--- START THE INPUT ---
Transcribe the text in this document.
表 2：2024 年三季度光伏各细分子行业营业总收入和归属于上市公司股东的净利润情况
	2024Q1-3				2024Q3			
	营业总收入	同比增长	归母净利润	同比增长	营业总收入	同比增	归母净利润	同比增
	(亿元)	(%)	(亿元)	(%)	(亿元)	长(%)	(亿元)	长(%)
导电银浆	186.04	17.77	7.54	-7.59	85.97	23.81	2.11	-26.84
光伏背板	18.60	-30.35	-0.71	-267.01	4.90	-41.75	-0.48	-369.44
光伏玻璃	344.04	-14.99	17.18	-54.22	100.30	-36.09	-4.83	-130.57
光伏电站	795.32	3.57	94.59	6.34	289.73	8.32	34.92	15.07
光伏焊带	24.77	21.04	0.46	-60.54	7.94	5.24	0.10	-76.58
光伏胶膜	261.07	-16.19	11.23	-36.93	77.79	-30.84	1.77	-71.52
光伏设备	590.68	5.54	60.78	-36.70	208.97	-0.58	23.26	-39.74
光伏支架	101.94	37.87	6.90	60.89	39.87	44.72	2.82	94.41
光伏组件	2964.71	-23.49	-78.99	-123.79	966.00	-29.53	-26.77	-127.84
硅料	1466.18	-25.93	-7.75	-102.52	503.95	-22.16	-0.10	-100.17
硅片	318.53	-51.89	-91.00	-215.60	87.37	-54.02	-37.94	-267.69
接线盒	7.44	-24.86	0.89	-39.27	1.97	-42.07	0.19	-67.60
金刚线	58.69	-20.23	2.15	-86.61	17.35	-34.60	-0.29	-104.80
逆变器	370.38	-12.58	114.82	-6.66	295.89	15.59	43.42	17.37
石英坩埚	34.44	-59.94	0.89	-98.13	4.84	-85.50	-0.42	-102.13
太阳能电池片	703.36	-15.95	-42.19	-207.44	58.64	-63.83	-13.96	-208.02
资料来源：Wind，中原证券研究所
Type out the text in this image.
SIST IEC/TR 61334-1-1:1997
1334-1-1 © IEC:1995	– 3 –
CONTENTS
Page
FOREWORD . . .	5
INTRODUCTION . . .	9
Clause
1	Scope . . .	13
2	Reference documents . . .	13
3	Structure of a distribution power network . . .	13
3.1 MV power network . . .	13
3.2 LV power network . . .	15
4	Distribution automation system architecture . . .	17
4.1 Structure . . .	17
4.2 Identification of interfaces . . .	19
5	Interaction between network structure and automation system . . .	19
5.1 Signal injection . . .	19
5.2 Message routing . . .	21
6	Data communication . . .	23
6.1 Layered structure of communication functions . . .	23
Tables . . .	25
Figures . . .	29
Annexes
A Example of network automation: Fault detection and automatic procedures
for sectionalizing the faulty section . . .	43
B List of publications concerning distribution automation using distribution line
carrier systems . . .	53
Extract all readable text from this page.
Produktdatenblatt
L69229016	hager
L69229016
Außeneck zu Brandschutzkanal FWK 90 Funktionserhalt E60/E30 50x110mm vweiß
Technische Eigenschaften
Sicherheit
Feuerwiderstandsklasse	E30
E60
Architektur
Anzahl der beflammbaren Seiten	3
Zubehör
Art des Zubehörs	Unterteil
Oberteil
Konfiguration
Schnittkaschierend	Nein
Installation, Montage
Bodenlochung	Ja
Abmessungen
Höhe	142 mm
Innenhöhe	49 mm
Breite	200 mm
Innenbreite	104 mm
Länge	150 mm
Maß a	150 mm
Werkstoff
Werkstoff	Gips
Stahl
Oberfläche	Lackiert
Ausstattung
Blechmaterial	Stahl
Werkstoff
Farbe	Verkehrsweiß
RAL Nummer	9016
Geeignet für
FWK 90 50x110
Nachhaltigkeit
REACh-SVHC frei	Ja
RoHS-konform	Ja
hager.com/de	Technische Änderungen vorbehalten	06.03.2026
--- END THE INPUT ---
• **GIVEN INSTRUCTION**
Scan the material above for the string "communication" and report each line where you find it.

• **SOLVED PROBLEM**
6	Data communication . . .	23
6.1 Layered structure of communication functions . . .	23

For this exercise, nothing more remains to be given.